▶ Information provided
===
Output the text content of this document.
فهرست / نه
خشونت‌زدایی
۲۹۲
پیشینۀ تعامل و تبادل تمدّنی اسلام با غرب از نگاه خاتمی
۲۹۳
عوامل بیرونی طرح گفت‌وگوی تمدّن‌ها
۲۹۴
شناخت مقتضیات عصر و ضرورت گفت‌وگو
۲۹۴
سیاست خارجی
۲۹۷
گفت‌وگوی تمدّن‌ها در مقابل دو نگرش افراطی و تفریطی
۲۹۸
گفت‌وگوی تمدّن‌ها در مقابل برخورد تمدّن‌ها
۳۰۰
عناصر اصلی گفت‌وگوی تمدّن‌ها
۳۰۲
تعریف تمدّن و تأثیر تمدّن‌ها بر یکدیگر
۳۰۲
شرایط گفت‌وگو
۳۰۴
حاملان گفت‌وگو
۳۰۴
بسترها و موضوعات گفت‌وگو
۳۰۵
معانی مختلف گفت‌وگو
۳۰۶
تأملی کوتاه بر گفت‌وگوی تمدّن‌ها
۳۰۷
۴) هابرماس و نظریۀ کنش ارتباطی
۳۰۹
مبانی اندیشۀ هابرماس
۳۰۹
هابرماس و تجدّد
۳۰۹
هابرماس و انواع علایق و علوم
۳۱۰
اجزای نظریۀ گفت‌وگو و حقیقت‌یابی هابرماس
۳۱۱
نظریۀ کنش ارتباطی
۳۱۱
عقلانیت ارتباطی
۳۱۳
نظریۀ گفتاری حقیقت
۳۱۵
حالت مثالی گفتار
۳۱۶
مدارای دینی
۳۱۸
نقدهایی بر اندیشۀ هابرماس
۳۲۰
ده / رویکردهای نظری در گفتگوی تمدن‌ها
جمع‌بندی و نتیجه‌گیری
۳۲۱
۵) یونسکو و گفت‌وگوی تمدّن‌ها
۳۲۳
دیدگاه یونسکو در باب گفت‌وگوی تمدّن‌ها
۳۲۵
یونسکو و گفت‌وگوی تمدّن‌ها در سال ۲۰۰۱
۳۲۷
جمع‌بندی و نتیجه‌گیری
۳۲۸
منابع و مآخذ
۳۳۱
===
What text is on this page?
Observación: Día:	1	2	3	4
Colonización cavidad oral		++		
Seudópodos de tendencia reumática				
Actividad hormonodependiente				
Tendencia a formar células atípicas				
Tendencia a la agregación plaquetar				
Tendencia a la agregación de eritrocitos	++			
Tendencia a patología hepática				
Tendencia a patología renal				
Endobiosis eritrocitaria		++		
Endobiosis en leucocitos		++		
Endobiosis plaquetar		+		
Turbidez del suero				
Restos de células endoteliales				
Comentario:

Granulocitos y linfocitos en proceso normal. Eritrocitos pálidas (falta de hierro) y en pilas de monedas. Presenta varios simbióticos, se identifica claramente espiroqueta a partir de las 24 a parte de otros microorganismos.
===
▶ What you will do
Return the number of lines that include the word "this", and nothing else.

▶ Response to the task
2